» **Stored records**:
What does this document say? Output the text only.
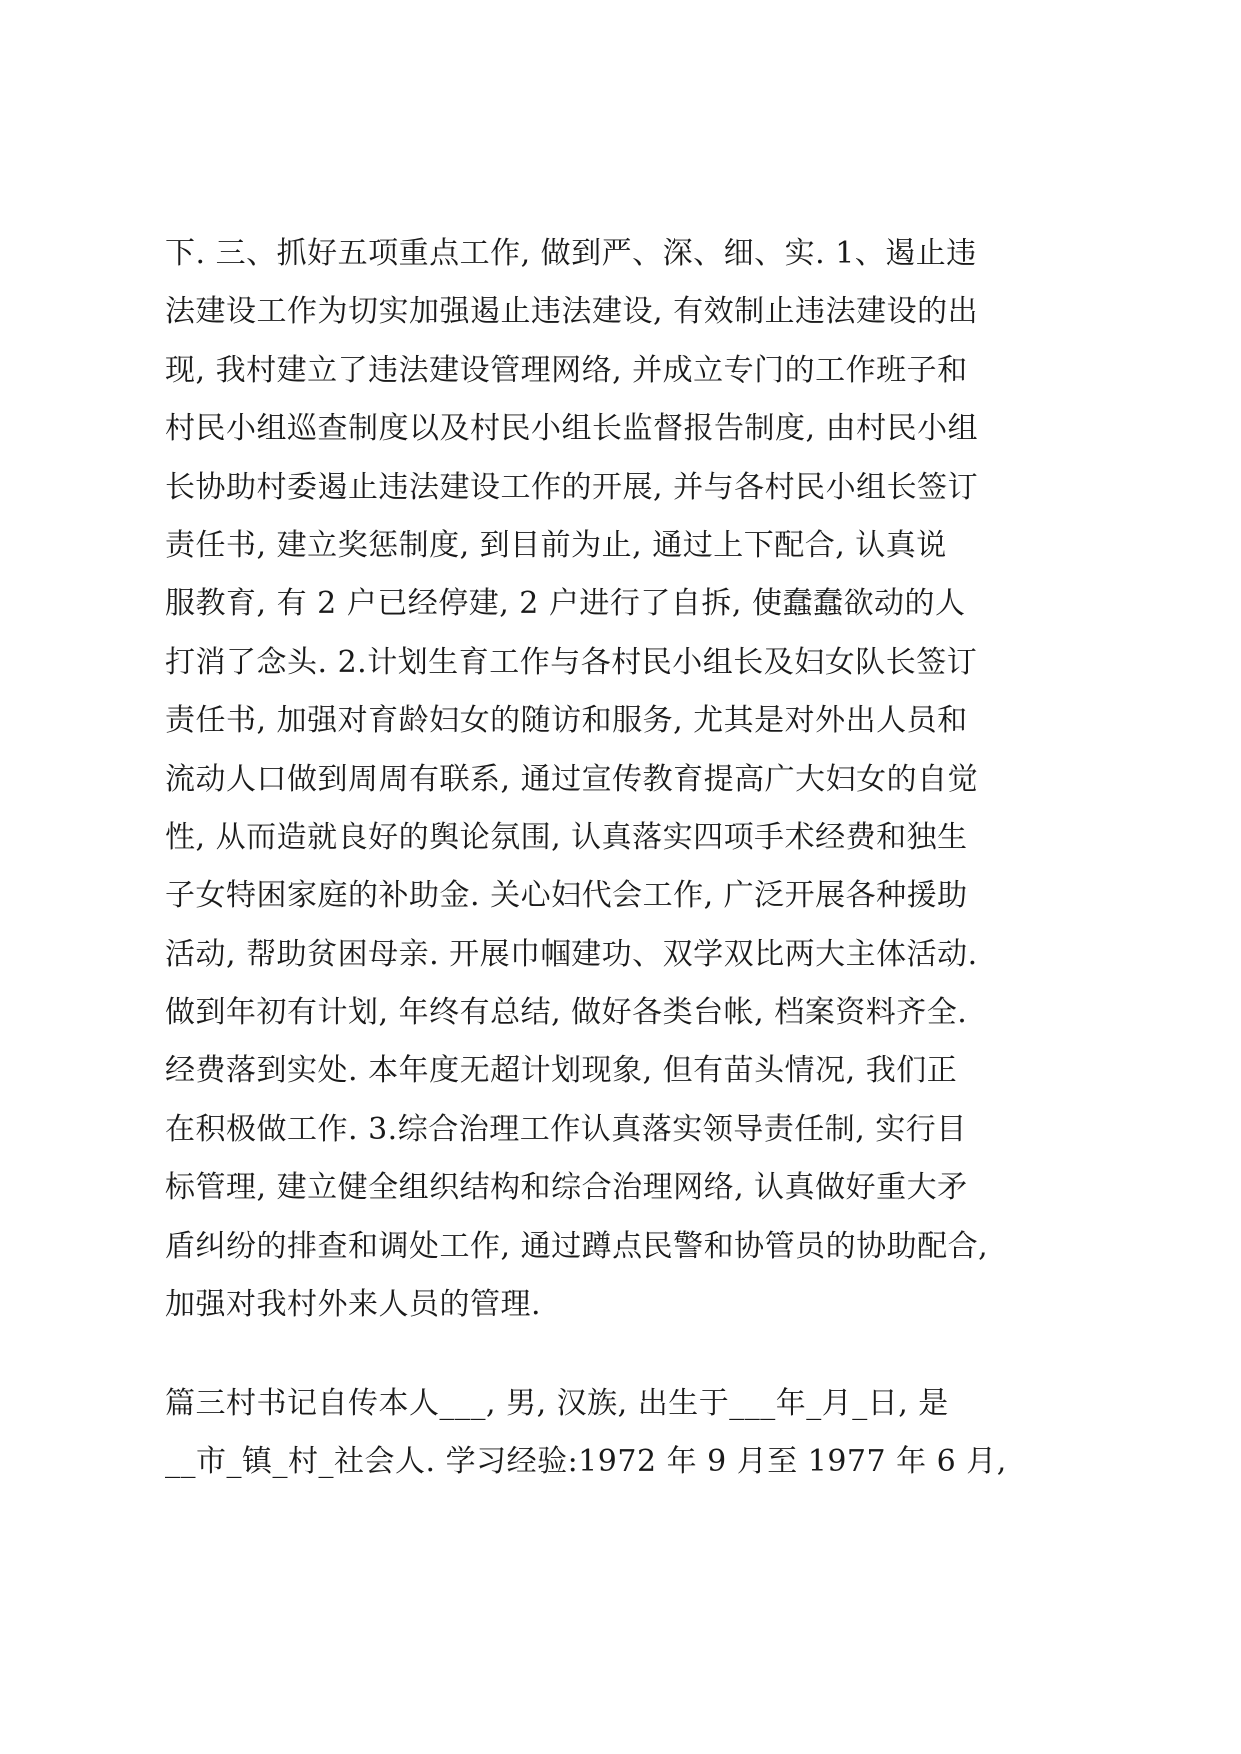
下. 三、抓好五项重点工作, 做到严、深、细、实. 1、遏止违
法建设工作为切实加强遏止违法建设, 有效制止违法建设的出
现, 我村建立了违法建设管理网络, 并成立专门的工作班子和
村民小组巡查制度以及村民小组长监督报告制度, 由村民小组
长协助村委遏止违法建设工作的开展, 并与各村民小组长签订
责任书, 建立奖惩制度, 到目前为止, 通过上下配合, 认真说
服教育, 有 2 户已经停建, 2 户进行了自拆, 使蠢蠢欲动的人
打消了念头. 2.计划生育工作与各村民小组长及妇女队长签订
责任书, 加强对育龄妇女的随访和服务, 尤其是对外出人员和
流动人口做到周周有联系, 通过宣传教育提高广大妇女的自觉
性, 从而造就良好的舆论氛围, 认真落实四项手术经费和独生
子女特困家庭的补助金. 关心妇代会工作, 广泛开展各种援助
活动, 帮助贫困母亲. 开展巾帼建功、双学双比两大主体活动.
做到年初有计划, 年终有总结, 做好各类台帐, 档案资料齐全.
经费落到实处. 本年度无超计划现象, 但有苗头情况, 我们正
在积极做工作. 3.综合治理工作认真落实领导责任制, 实行目
标管理, 建立健全组织结构和综合治理网络, 认真做好重大矛
盾纠纷的排查和调处工作, 通过蹲点民警和协管员的协助配合,
加强对我村外来人员的管理.
篇三村书记自传本人___, 男, 汉族, 出生于___年_月_日, 是
__市_镇_村_社会人. 学习经验:1972 年 9 月至 1977 年 6 月,
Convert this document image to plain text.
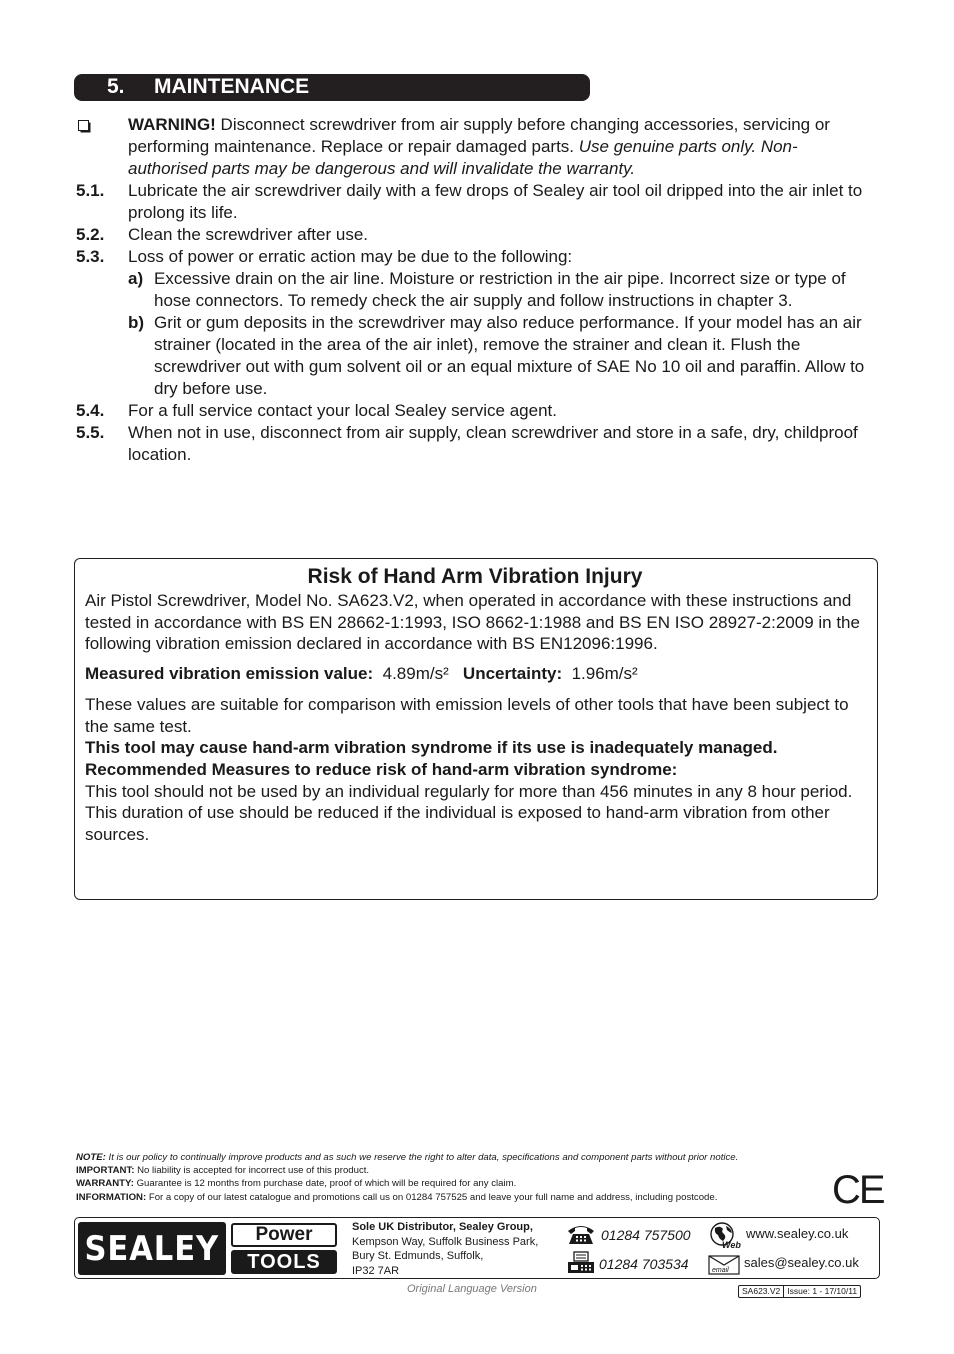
5. MAINTENANCE
WARNING! Disconnect screwdriver from air supply before changing accessories, servicing or performing maintenance. Replace or repair damaged parts. Use genuine parts only. Non-authorised parts may be dangerous and will invalidate the warranty.
5.1.	Lubricate the air screwdriver daily with a few drops of Sealey air tool oil dripped into the air inlet to prolong its life.
5.2.	Clean the screwdriver after use.
5.3.	Loss of power or erratic action may be due to the following:
a) Excessive drain on the air line. Moisture or restriction in the air pipe. Incorrect size or type of hose connectors. To remedy check the air supply and follow instructions in chapter 3.
b) Grit or gum deposits in the screwdriver may also reduce performance. If your model has an air strainer (located in the area of the air inlet), remove the strainer and clean it. Flush the screwdriver out with gum solvent oil or an equal mixture of SAE No 10 oil and paraffin. Allow to dry before use.
5.4.	For a full service contact your local Sealey service agent.
5.5.	When not in use, disconnect from air supply, clean screwdriver and store in a safe, dry, childproof location.
Risk of Hand Arm Vibration Injury
Air Pistol Screwdriver, Model No. SA623.V2, when operated in accordance with these instructions and tested in accordance with BS EN 28662-1:1993, ISO 8662-1:1988 and BS EN ISO 28927-2:2009 in the following vibration emission declared in accordance with BS EN12096:1996.
Measured vibration emission value: 4.89m/s² Uncertainty: 1.96m/s²
These values are suitable for comparison with emission levels of other tools that have been subject to the same test.
This tool may cause hand-arm vibration syndrome if its use is inadequately managed.
Recommended Measures to reduce risk of hand-arm vibration syndrome:
This tool should not be used by an individual regularly for more than 456 minutes in any 8 hour period.
This duration of use should be reduced if the individual is exposed to hand-arm vibration from other sources.
NOTE: It is our policy to continually improve products and as such we reserve the right to alter data, specifications and component parts without prior notice.
IMPORTANT: No liability is accepted for incorrect use of this product.
WARRANTY: Guarantee is 12 months from purchase date, proof of which will be required for any claim.
INFORMATION: For a copy of our latest catalogue and promotions call us on 01284 757525 and leave your full name and address, including postcode.	CE
SEALEY	Power
TOOLS
Sole UK Distributor, Sealey Group,
Kempson Way, Suffolk Business Park,
Bury St. Edmunds, Suffolk,
IP32 7AR
01284 757500
01284 703534
Web
email
www.sealey.co.uk
sales@sealey.co.uk
Original Language Version	SA623.V2 Issue: 1 - 17/10/11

» **INSTRUCTION**: Reproduce the material above in full and without alteration, but skip all pictures.

» **RESULT FOR THIS TASK**:
What does this document say? Output the text only.
下. 三、抓好五项重点工作, 做到严、深、细、实. 1、遏止违
法建设工作为切实加强遏止违法建设, 有效制止违法建设的出
现, 我村建立了违法建设管理网络, 并成立专门的工作班子和
村民小组巡查制度以及村民小组长监督报告制度, 由村民小组
长协助村委遏止违法建设工作的开展, 并与各村民小组长签订
责任书, 建立奖惩制度, 到目前为止, 通过上下配合, 认真说
服教育, 有 2 户已经停建, 2 户进行了自拆, 使蠢蠢欲动的人
打消了念头. 2.计划生育工作与各村民小组长及妇女队长签订
责任书, 加强对育龄妇女的随访和服务, 尤其是对外出人员和
流动人口做到周周有联系, 通过宣传教育提高广大妇女的自觉
性, 从而造就良好的舆论氛围, 认真落实四项手术经费和独生
子女特困家庭的补助金. 关心妇代会工作, 广泛开展各种援助
活动, 帮助贫困母亲. 开展巾帼建功、双学双比两大主体活动.
做到年初有计划, 年终有总结, 做好各类台帐, 档案资料齐全.
经费落到实处. 本年度无超计划现象, 但有苗头情况, 我们正
在积极做工作. 3.综合治理工作认真落实领导责任制, 实行目
标管理, 建立健全组织结构和综合治理网络, 认真做好重大矛
盾纠纷的排查和调处工作, 通过蹲点民警和协管员的协助配合,
加强对我村外来人员的管理.
篇三村书记自传本人___, 男, 汉族, 出生于___年_月_日, 是
__市_镇_村_社会人. 学习经验:1972 年 9 月至 1977 年 6 月,
Convert this document image to plain text.
5. MAINTENANCE
WARNING! Disconnect screwdriver from air supply before changing accessories, servicing or performing maintenance. Replace or repair damaged parts. Use genuine parts only. Non-authorised parts may be dangerous and will invalidate the warranty.
5.1.	Lubricate the air screwdriver daily with a few drops of Sealey air tool oil dripped into the air inlet to prolong its life.
5.2.	Clean the screwdriver after use.
5.3.	Loss of power or erratic action may be due to the following:
a) Excessive drain on the air line. Moisture or restriction in the air pipe. Incorrect size or type of hose connectors. To remedy check the air supply and follow instructions in chapter 3.
b) Grit or gum deposits in the screwdriver may also reduce performance. If your model has an air strainer (located in the area of the air inlet), remove the strainer and clean it. Flush the screwdriver out with gum solvent oil or an equal mixture of SAE No 10 oil and paraffin. Allow to dry before use.
5.4.	For a full service contact your local Sealey service agent.
5.5.	When not in use, disconnect from air supply, clean screwdriver and store in a safe, dry, childproof location.
Risk of Hand Arm Vibration Injury
Air Pistol Screwdriver, Model No. SA623.V2, when operated in accordance with these instructions and tested in accordance with BS EN 28662-1:1993, ISO 8662-1:1988 and BS EN ISO 28927-2:2009 in the following vibration emission declared in accordance with BS EN12096:1996.
Measured vibration emission value: 4.89m/s² Uncertainty: 1.96m/s²
These values are suitable for comparison with emission levels of other tools that have been subject to the same test.
This tool may cause hand-arm vibration syndrome if its use is inadequately managed.
Recommended Measures to reduce risk of hand-arm vibration syndrome:
This tool should not be used by an individual regularly for more than 456 minutes in any 8 hour period.
This duration of use should be reduced if the individual is exposed to hand-arm vibration from other sources.
NOTE: It is our policy to continually improve products and as such we reserve the right to alter data, specifications and component parts without prior notice.
IMPORTANT: No liability is accepted for incorrect use of this product.
WARRANTY: Guarantee is 12 months from purchase date, proof of which will be required for any claim.
INFORMATION: For a copy of our latest catalogue and promotions call us on 01284 757525 and leave your full name and address, including postcode.	CE
SEALEY	Power
TOOLS
Sole UK Distributor, Sealey Group,
Kempson Way, Suffolk Business Park,
Bury St. Edmunds, Suffolk,
IP32 7AR
01284 757500
01284 703534
Web
email
www.sealey.co.uk
sales@sealey.co.uk
Original Language Version	SA623.V2 Issue: 1 - 17/10/11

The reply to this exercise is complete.